## [JOB]
Print all records exactly, leaving nothing out.

+--

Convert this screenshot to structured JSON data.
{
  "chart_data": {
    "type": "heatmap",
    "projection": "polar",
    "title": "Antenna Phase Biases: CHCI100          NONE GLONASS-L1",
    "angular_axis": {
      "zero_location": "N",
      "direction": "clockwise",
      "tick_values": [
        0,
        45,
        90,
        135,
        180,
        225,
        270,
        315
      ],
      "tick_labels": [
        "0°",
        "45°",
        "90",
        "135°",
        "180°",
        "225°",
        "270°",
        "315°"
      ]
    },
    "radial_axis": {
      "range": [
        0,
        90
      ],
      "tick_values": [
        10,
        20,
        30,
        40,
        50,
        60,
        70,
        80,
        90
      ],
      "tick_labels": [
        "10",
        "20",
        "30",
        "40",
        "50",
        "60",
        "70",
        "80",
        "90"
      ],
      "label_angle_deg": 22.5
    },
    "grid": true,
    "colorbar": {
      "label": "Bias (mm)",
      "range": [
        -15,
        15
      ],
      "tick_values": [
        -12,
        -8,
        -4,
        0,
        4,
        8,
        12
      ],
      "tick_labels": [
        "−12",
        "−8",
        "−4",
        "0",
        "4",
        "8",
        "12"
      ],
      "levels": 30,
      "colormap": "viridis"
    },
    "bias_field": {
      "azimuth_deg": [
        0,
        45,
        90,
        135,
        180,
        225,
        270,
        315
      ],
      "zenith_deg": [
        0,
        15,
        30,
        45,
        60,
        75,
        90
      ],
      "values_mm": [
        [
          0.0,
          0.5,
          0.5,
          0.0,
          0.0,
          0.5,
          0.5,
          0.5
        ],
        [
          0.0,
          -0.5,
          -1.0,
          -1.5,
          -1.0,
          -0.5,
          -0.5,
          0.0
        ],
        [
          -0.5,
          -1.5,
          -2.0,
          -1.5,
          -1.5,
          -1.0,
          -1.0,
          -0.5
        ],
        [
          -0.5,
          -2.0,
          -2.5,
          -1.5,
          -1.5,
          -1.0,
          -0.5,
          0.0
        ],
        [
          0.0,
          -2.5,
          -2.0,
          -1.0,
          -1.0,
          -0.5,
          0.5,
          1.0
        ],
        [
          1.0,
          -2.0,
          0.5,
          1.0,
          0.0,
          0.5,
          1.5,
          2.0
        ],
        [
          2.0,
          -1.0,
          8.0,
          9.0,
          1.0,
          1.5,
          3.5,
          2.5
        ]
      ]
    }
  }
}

+--

## [EXERCISE RESULT]
Convert this screenshot to structured JSON data.
{
  "chart_data": {
    "type": "heatmap",
    "projection": "polar",
    "title": "Antenna Phase Biases: CHCI100          NONE GLONASS-L1",
    "angular_axis": {
      "zero_location": "N",
      "direction": "clockwise",
      "tick_values": [
        0,
        45,
        90,
        135,
        180,
        225,
        270,
        315
      ],
      "tick_labels": [
        "0°",
        "45°",
        "90",
        "135°",
        "180°",
        "225°",
        "270°",
        "315°"
      ]
    },
    "radial_axis": {
      "range": [
        0,
        90
      ],
      "tick_values": [
        10,
        20,
        30,
        40,
        50,
        60,
        70,
        80,
        90
      ],
      "tick_labels": [
        "10",
        "20",
        "30",
        "40",
        "50",
        "60",
        "70",
        "80",
        "90"
      ],
      "label_angle_deg": 22.5
    },
    "grid": true,
    "colorbar": {
      "label": "Bias (mm)",
      "range": [
        -15,
        15
      ],
      "tick_values": [
        -12,
        -8,
        -4,
        0,
        4,
        8,
        12
      ],
      "tick_labels": [
        "−12",
        "−8",
        "−4",
        "0",
        "4",
        "8",
        "12"
      ],
      "levels": 30,
      "colormap": "viridis"
    },
    "bias_field": {
      "azimuth_deg": [
        0,
        45,
        90,
        135,
        180,
        225,
        270,
        315
      ],
      "zenith_deg": [
        0,
        15,
        30,
        45,
        60,
        75,
        90
      ],
      "values_mm": [
        [
          0.0,
          0.5,
          0.5,
          0.0,
          0.0,
          0.5,
          0.5,
          0.5
        ],
        [
          0.0,
          -0.5,
          -1.0,
          -1.5,
          -1.0,
          -0.5,
          -0.5,
          0.0
        ],
        [
          -0.5,
          -1.5,
          -2.0,
          -1.5,
          -1.5,
          -1.0,
          -1.0,
          -0.5
        ],
        [
          -0.5,
          -2.0,
          -2.5,
          -1.5,
          -1.5,
          -1.0,
          -0.5,
          0.0
        ],
        [
          0.0,
          -2.5,
          -2.0,
          -1.0,
          -1.0,
          -0.5,
          0.5,
          1.0
        ],
        [
          1.0,
          -2.0,
          0.5,
          1.0,
          0.0,
          0.5,
          1.5,
          2.0
        ],
        [
          2.0,
          -1.0,
          8.0,
          9.0,
          1.0,
          1.5,
          3.5,
          2.5
        ]
      ]
    }
  }
}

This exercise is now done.